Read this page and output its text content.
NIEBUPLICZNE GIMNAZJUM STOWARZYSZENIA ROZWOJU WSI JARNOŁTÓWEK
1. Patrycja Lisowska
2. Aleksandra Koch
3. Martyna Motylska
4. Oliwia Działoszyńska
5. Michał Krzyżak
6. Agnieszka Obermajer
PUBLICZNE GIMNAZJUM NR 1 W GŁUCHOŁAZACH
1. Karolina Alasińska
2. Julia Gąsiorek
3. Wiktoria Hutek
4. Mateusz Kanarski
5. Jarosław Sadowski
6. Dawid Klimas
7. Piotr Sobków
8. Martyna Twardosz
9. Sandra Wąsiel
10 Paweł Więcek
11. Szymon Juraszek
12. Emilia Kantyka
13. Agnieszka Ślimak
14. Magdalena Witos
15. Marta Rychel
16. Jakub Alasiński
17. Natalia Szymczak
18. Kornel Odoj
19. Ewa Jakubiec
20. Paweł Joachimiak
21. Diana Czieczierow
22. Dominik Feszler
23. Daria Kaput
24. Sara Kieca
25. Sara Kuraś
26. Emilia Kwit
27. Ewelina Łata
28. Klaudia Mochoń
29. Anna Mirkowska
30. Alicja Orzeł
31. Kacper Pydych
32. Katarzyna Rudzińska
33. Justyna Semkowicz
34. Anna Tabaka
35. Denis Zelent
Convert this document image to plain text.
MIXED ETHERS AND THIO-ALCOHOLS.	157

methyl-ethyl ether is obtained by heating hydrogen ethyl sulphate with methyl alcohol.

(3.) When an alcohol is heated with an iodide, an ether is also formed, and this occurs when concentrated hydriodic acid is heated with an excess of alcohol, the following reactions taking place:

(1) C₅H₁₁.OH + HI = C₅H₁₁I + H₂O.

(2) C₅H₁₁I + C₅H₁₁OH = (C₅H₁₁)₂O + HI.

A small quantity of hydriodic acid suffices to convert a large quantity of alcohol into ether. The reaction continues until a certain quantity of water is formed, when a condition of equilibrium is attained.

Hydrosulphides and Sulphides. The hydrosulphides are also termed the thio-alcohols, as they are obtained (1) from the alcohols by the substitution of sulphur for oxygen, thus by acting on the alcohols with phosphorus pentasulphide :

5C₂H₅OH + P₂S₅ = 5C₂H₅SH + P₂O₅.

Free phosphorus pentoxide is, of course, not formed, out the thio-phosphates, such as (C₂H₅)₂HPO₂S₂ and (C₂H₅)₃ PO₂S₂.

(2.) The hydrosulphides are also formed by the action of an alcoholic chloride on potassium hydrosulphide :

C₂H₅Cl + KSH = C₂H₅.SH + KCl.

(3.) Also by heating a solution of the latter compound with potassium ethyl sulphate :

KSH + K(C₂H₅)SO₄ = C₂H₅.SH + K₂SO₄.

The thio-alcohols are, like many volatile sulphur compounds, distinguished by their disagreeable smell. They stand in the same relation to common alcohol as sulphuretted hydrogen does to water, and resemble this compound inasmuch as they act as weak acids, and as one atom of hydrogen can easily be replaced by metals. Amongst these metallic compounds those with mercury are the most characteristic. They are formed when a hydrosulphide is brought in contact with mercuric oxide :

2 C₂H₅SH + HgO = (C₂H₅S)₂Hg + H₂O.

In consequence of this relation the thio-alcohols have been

##############################

> _WRITTEN PROBLEM_
Copy each line from the data above that includes "this".

> _RESULT BELOW_
Read this page and output its text content.
Convert this document image to plain text.
(3.) When an alcohol is heated with an iodide, an ether is also formed, and this occurs when concentrated hydriodic acid is heated with an excess of alcohol, the following reactions taking place:
The thio-alcohols are, like many volatile sulphur compounds, distinguished by their disagreeable smell. They stand in the same relation to common alcohol as sulphuretted hydrogen does to water, and resemble this compound inasmuch as they act as weak acids, and as one atom of hydrogen can easily be replaced by metals. Amongst these metallic compounds those with mercury are the most characteristic. They are formed when a hydrosulphide is brought in contact with mercuric oxide :
In consequence of this relation the thio-alcohols have been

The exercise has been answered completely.